====== INPUT RECORDS ======

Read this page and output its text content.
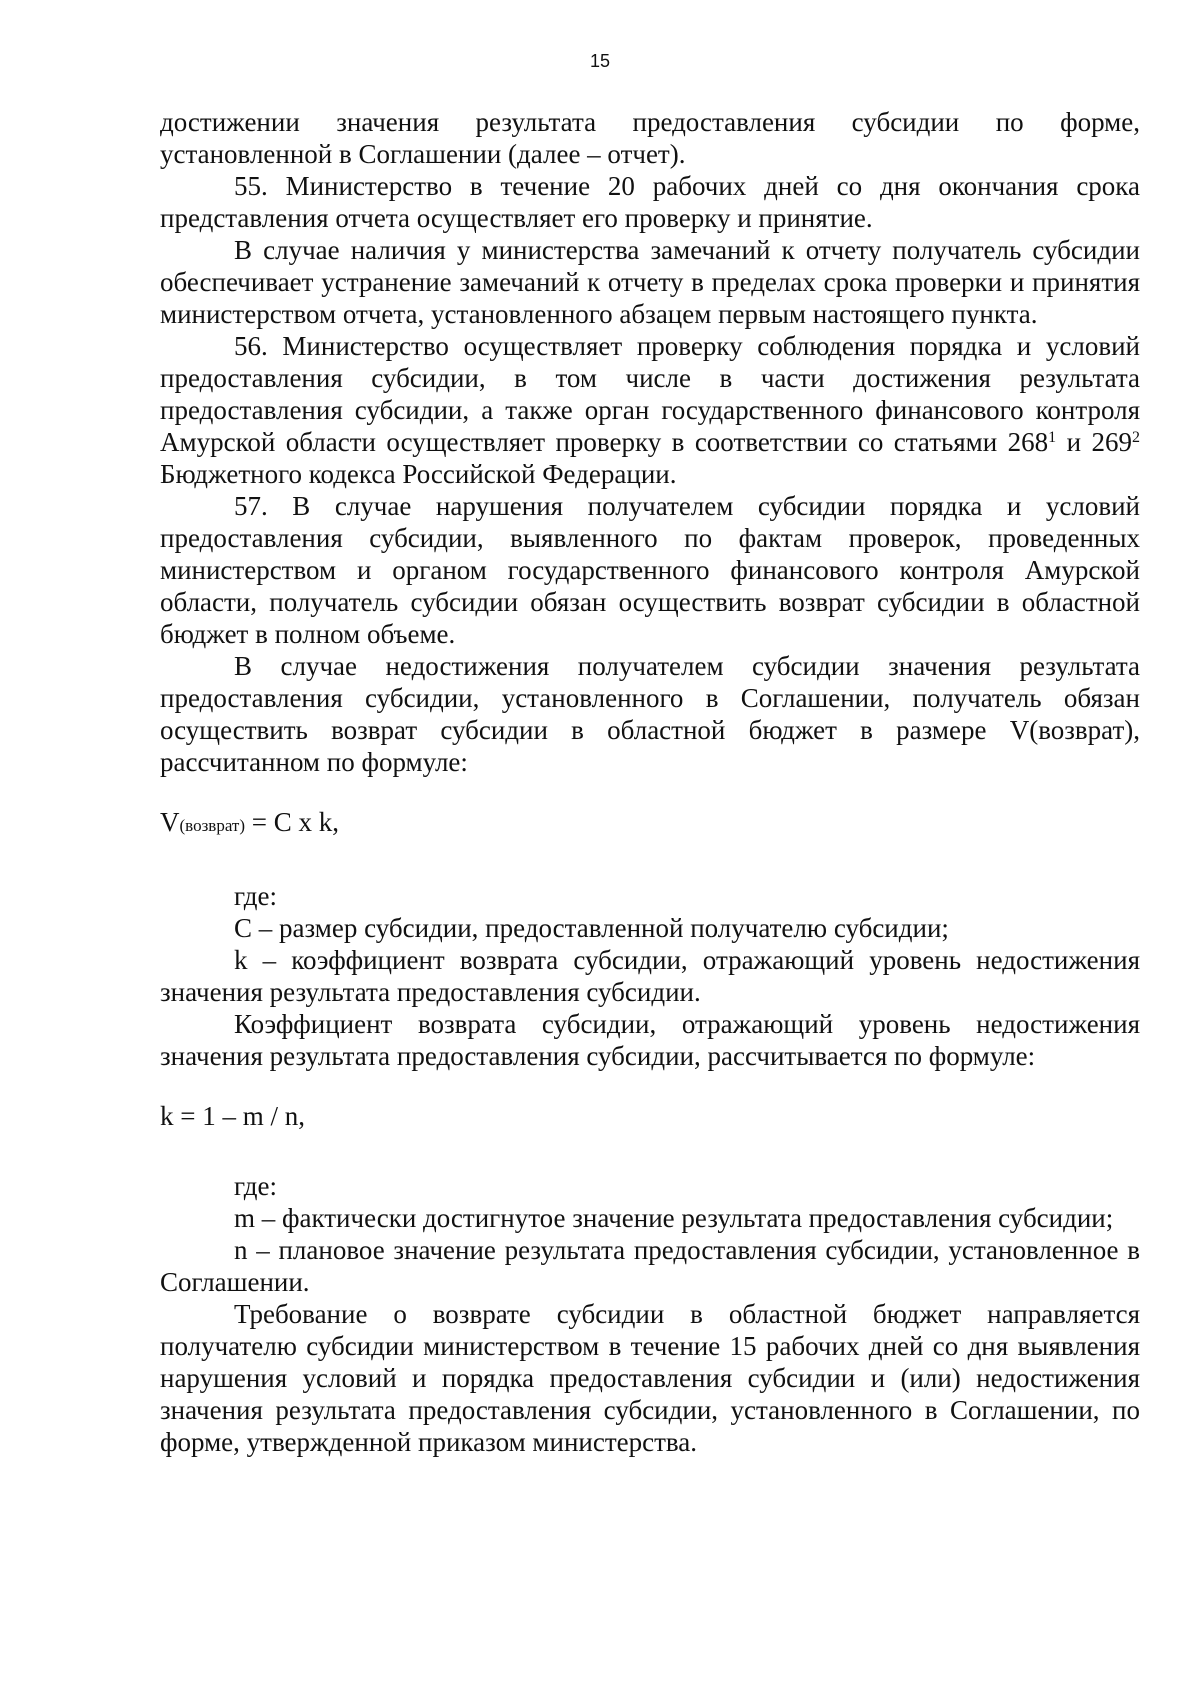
15

достижении значения результата предоставления субсидии по форме, установленной в Соглашении (далее – отчет).

55. Министерство в течение 20 рабочих дней со дня окончания срока представления отчета осуществляет его проверку и принятие.

В случае наличия у министерства замечаний к отчету получатель субсидии обеспечивает устранение замечаний к отчету в пределах срока проверки и принятия министерством отчета, установленного абзацем первым настоящего пункта.

56. Министерство осуществляет проверку соблюдения порядка и условий предоставления субсидии, в том числе в части достижения результата предоставления субсидии, а также орган государственного финансового контроля Амурской области осуществляет проверку в соответствии со статьями $268^1$ и $269^2$ Бюджетного кодекса Российской Федерации.

57. В случае нарушения получателем субсидии порядка и условий предоставления субсидии, выявленного по фактам проверок, проведенных министерством и органом государственного финансового контроля Амурской области, получатель субсидии обязан осуществить возврат субсидии в областной бюджет в полном объеме.

В случае недостижения получателем субсидии значения результата предоставления субсидии, установленного в Соглашении, получатель обязан осуществить возврат субсидии в областной бюджет в размере V(возврат), рассчитанном по формуле:

V(возврат) = C x k,

где:

C – размер субсидии, предоставленной получателю субсидии;

k – коэффициент возврата субсидии, отражающий уровень недостижения значения результата предоставления субсидии.

Коэффициент возврата субсидии, отражающий уровень недостижения значения результата предоставления субсидии, рассчитывается по формуле:

k = 1 – m / n,

где:

m – фактически достигнутое значение результата предоставления субсидии;

n – плановое значение результата предоставления субсидии, установленное в Соглашении.

Требование о возврате субсидии в областной бюджет направляется получателю субсидии министерством в течение 15 рабочих дней со дня выявления нарушения условий и порядка предоставления субсидии и (или) недостижения значения результата предоставления субсидии, установленного в Соглашении, по форме, утвержденной приказом министерства.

======

**WHAT YOU ARE ASKED TO DO**: Count up every line above that has the word "течение" in it; answer with the number alone.

**WRITTEN RESPONSE**: 2